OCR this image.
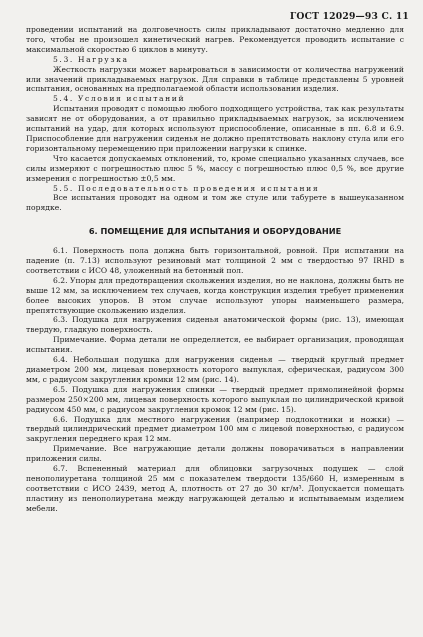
ГОСТ 12029—93 С. 11

проведении испытаний на долговечность силы прикладывают достаточно медленно для того, чтобы не произошел кинетический нагрев. Рекомендуется проводить испытание с максимальной скоростью 6 циклов в минуту.

5.3. Нагрузка

Жесткость нагрузки может варьироваться в зависимости от количества нагружений или значений прикладываемых нагрузок. Для справки в таблице представлены 5 уровней испытания, основанных на предполагаемой области использования изделия.

5.4. Условия испытаний

Испытания проводят с помощью любого подходящего устройства, так как результаты зависят не от оборудования, а от правильно прикладываемых нагрузок, за исключением испытаний на удар, для которых используют приспособление, описанные в пп. 6.8 и 6.9. Приспособление для нагружения сиденья не должно препятствовать наклону стула или его горизонтальному перемещению при приложении нагрузки к спинке.

Что касается допускаемых отклонений, то, кроме специально указанных случаев, все силы измеряют с погрешностью плюс 5 %, массу с погрешностью плюс 0,5 %, все другие измерения с погрешностью ±0,5 мм.

5.5. Последовательность проведения испытания

Все испытания проводят на одном и том же стуле или табурете в вышеуказанном порядке.

6. ПОМЕЩЕНИЕ ДЛЯ ИСПЫТАНИЯ И ОБОРУДОВАНИЕ

6.1. Поверхность пола должна быть горизонтальной, ровной. При испытании на падение (п. 7.13) используют резиновый мат толщиной 2 мм с твердостью 97 IRHD в соответствии с ИСО 48, уложенный на бетонный пол.

6.2. Упоры для предотвращения скольжения изделия, но не наклона, должны быть не выше 12 мм, за исключением тех случаев, когда конструкция изделия требует применения более высоких упоров. В этом случае используют упоры наименьшего размера, препятствующие скольжению изделия.

6.3. Подушка для нагружения сиденья анатомической формы (рис. 13), имеющая твердую, гладкую поверхность.

Примечание. Форма детали не определяется, ее выбирает организация, проводящая испытания.

6.4. Небольшая подушка для нагружения сиденья — твердый круглый предмет диаметром 200 мм, лицевая поверхность которого выпуклая, сферическая, радиусом 300 мм, с радиусом закругления кромки 12 мм (рис. 14).

6.5. Подушка для нагружения спинки — твердый предмет прямолинейной формы размером 250×200 мм, лицевая поверхность которого выпуклая по цилиндрической кривой радиусом 450 мм, с радиусом закругления кромок 12 мм (рис. 15).

6.6. Подушка для местного нагружения (например подлокотники и ножки) — твердый цилиндрический предмет диаметром 100 мм с лицевой поверхностью, с радиусом закругления переднего края 12 мм.

Примечание. Все нагружающие детали должны поворачиваться в направлении приложения силы.

6.7. Вспененный материал для облицовки загрузочных подушек — слой пенополиуретана толщиной 25 мм с показателем твердости 135/660 Н, измеренным в соответствии с ИСО 2439, метод А, плотность от 27 до 30 кг/м³. Допускается помещать пластину из пенополиуретана между нагружающей деталью и испытываемым изделием мебели.
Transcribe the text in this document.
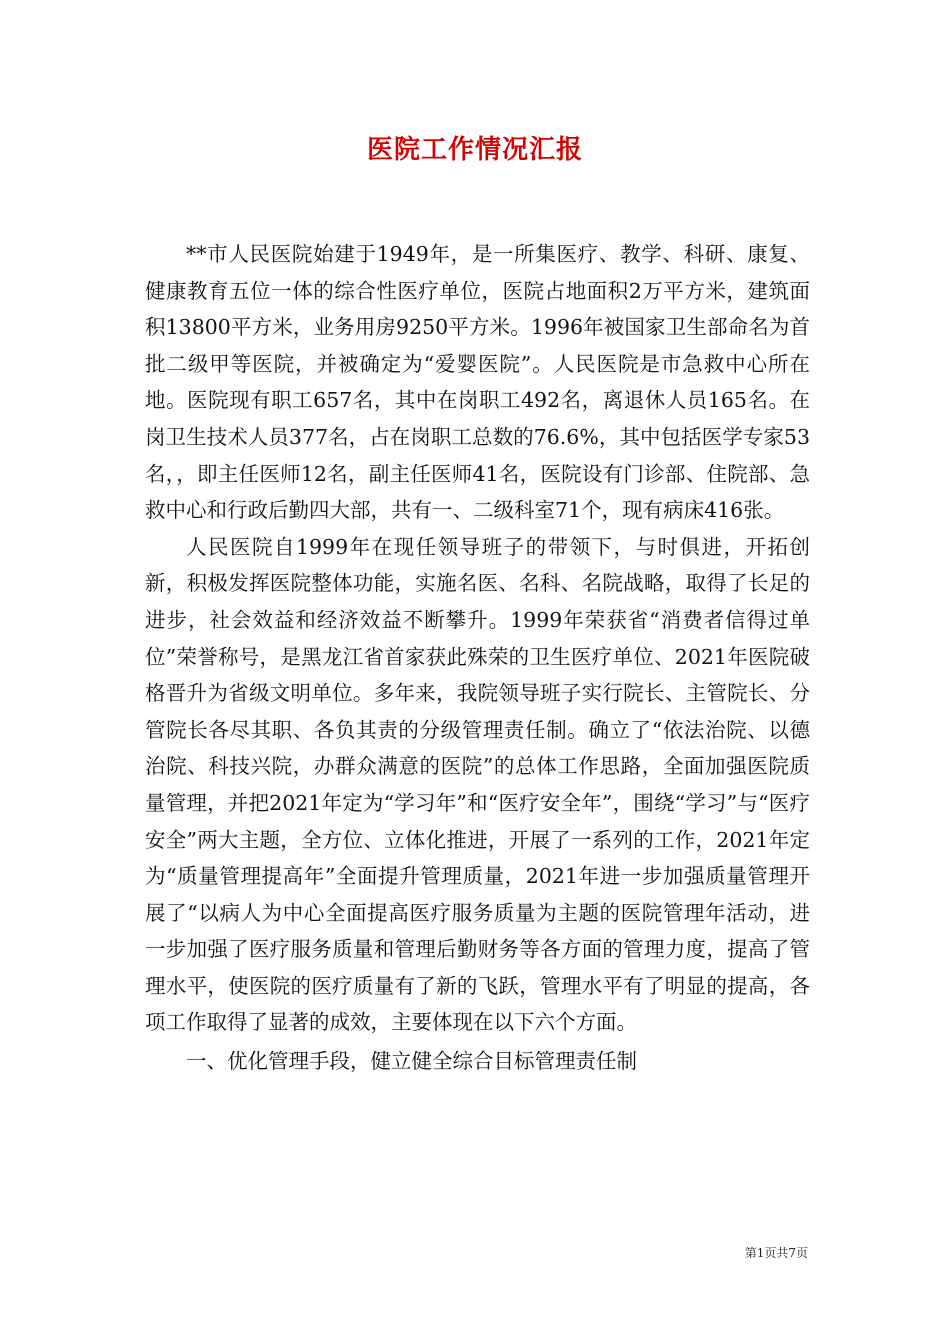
医院工作情况汇报

**市人民医院始建于1949年，是一所集医疗、教学、科研、康复、健康教育五位一体的综合性医疗单位，医院占地面积2万平方米，建筑面积13800平方米，业务用房9250平方米。1996年被国家卫生部命名为首批二级甲等医院，并被确定为“爱婴医院”。人民医院是市急救中心所在地。医院现有职工657名，其中在岗职工492名，离退休人员165名。在岗卫生技术人员377名，占在岗职工总数的76.6%，其中包括医学专家53名，，即主任医师12名，副主任医师41名，医院设有门诊部、住院部、急救中心和行政后勤四大部，共有一、二级科室71个，现有病床416张。

人民医院自1999年在现任领导班子的带领下，与时俱进，开拓创新，积极发挥医院整体功能，实施名医、名科、名院战略，取得了长足的进步，社会效益和经济效益不断攀升。1999年荣获省“消费者信得过单位”荣誉称号，是黑龙江省首家获此殊荣的卫生医疗单位、2021年医院破格晋升为省级文明单位。多年来，我院领导班子实行院长、主管院长、分管院长各尽其职、各负其责的分级管理责任制。确立了“依法治院、以德治院、科技兴院，办群众满意的医院”的总体工作思路，全面加强医院质量管理，并把2021年定为“学习年”和“医疗安全年”，围绕“学习”与“医疗安全”两大主题，全方位、立体化推进，开展了一系列的工作，2021年定为“质量管理提高年”全面提升管理质量，2021年进一步加强质量管理开展了“以病人为中心全面提高医疗服务质量为主题的医院管理年活动，进一步加强了医疗服务质量和管理后勤财务等各方面的管理力度，提高了管理水平，使医院的医疗质量有了新的飞跃，管理水平有了明显的提高，各项工作取得了显著的成效，主要体现在以下六个方面。

一、优化管理手段，健立健全综合目标管理责任制

第1页共7页
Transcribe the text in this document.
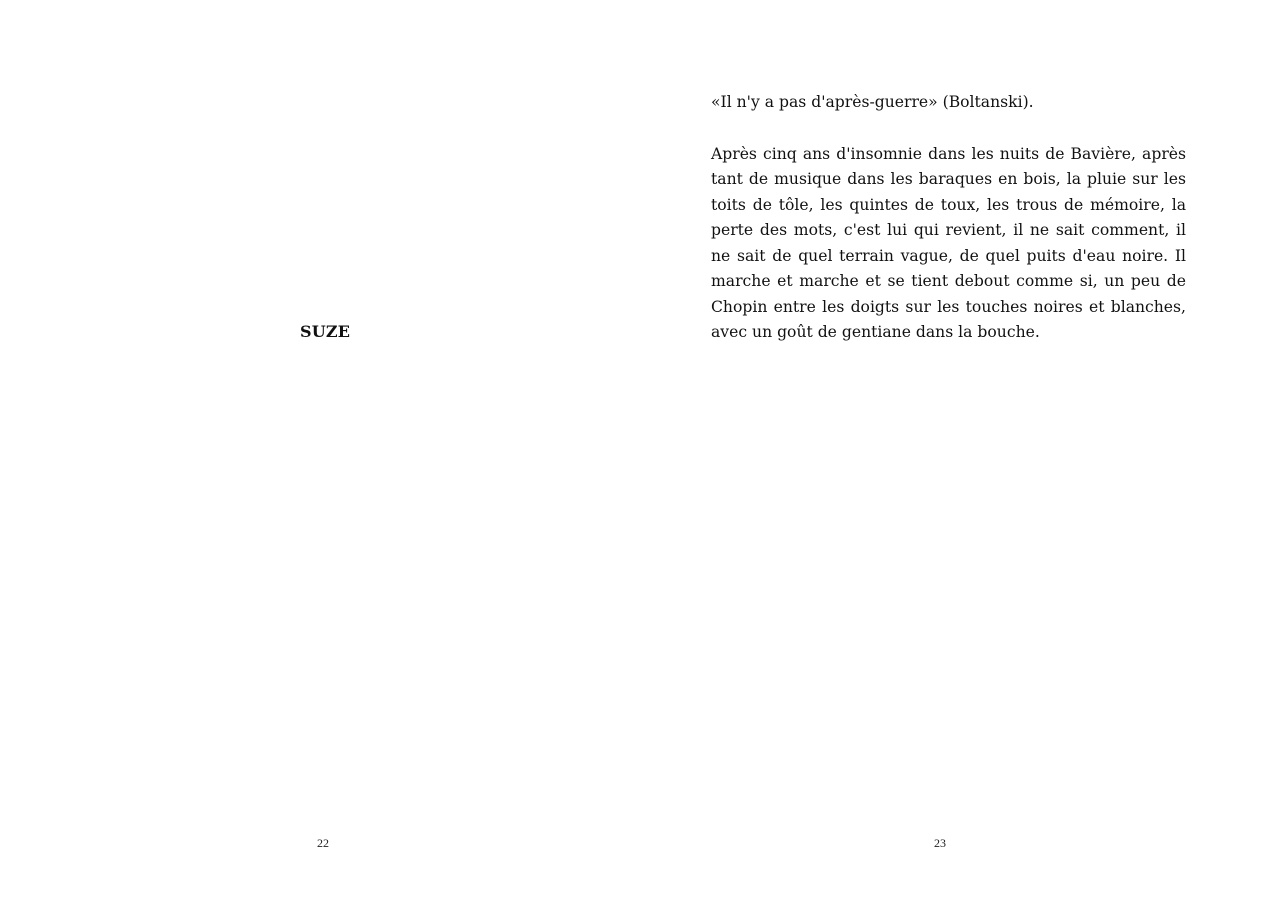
SUZE
22

«Il n'y a pas d'après-guerre» (Boltanski).

Après cinq ans d'insomnie dans les nuits de Bavière, après tant de musique dans les baraques en bois, la pluie sur les toits de tôle, les quintes de toux, les trous de mémoire, la perte des mots, c'est lui qui revient, il ne sait comment, il ne sait de quel terrain vague, de quel puits d'eau noire. Il marche et marche et se tient debout comme si, un peu de Chopin entre les doigts sur les touches noires et blanches, avec un goût de gentiane dans la bouche.

23
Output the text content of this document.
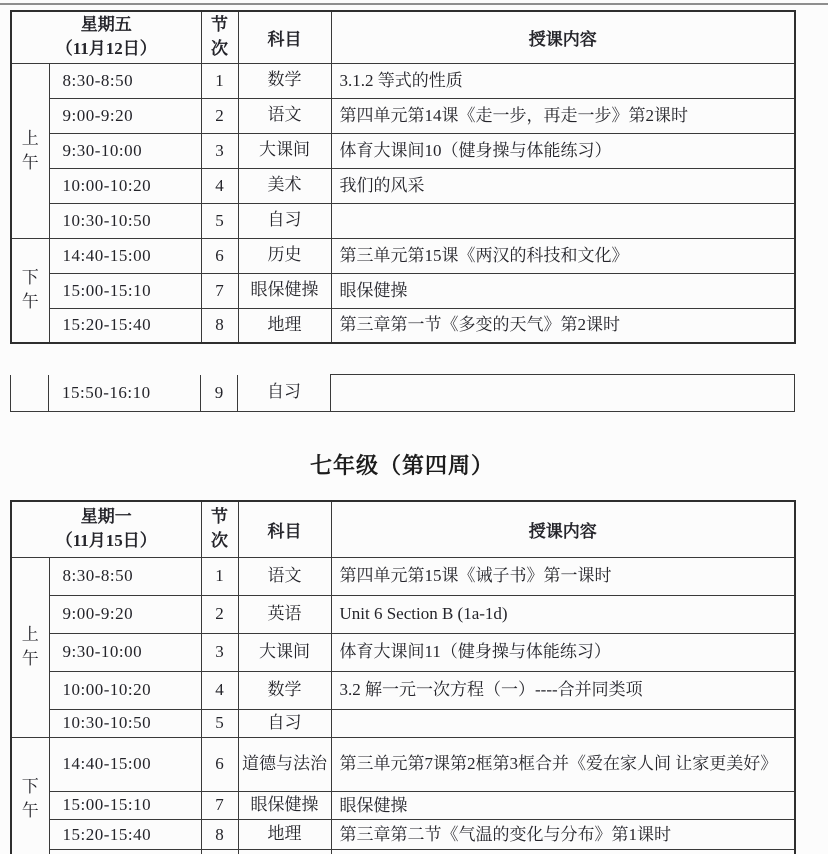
星期五
（11月12日）		节次	科目	授课内容
上午	8:30-8:50	1	数学	3.1.2 等式的性质
	9:00-9:20	2	语文	第四单元第14课《走一步，再走一步》第2课时
	9:30-10:00	3	大课间	体育大课间10（健身操与体能练习）
	10:00-10:20	4	美术	我们的风采
	10:30-10:50	5	自习	
下午	14:40-15:00	6	历史	第三单元第15课《两汉的科技和文化》
	15:00-15:10	7	眼保健操	眼保健操
	15:20-15:40	8	地理	第三章第一节《多变的天气》第2课时
	15:50-16:10	9	自习	
七年级（第四周）
星期一
（11月15日）		节次	科目	授课内容
上午	8:30-8:50	1	语文	第四单元第15课《诫子书》第一课时
	9:00-9:20	2	英语	Unit 6 Section B (1a-1d)
	9:30-10:00	3	大课间	体育大课间11（健身操与体能练习）
	10:00-10:20	4	数学	3.2 解一元一次方程（一）----合并同类项
	10:30-10:50	5	自习	
下午	14:40-15:00	6	道德与法治	第三单元第7课第2框第3框合并《爱在家人间 让家更美好》
	15:00-15:10	7	眼保健操	眼保健操
	15:20-15:40	8	地理	第三章第二节《气温的变化与分布》第1课时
☆ ☆ ☆ ☆ ☆ ☆ ☆
» **Requirement**: Copy each line of the listing that holds the word "this".

» **Reply**:
OCR this image.
Transcribe the text in this document.
Transcribe the text in this document.
Output the text content of this document.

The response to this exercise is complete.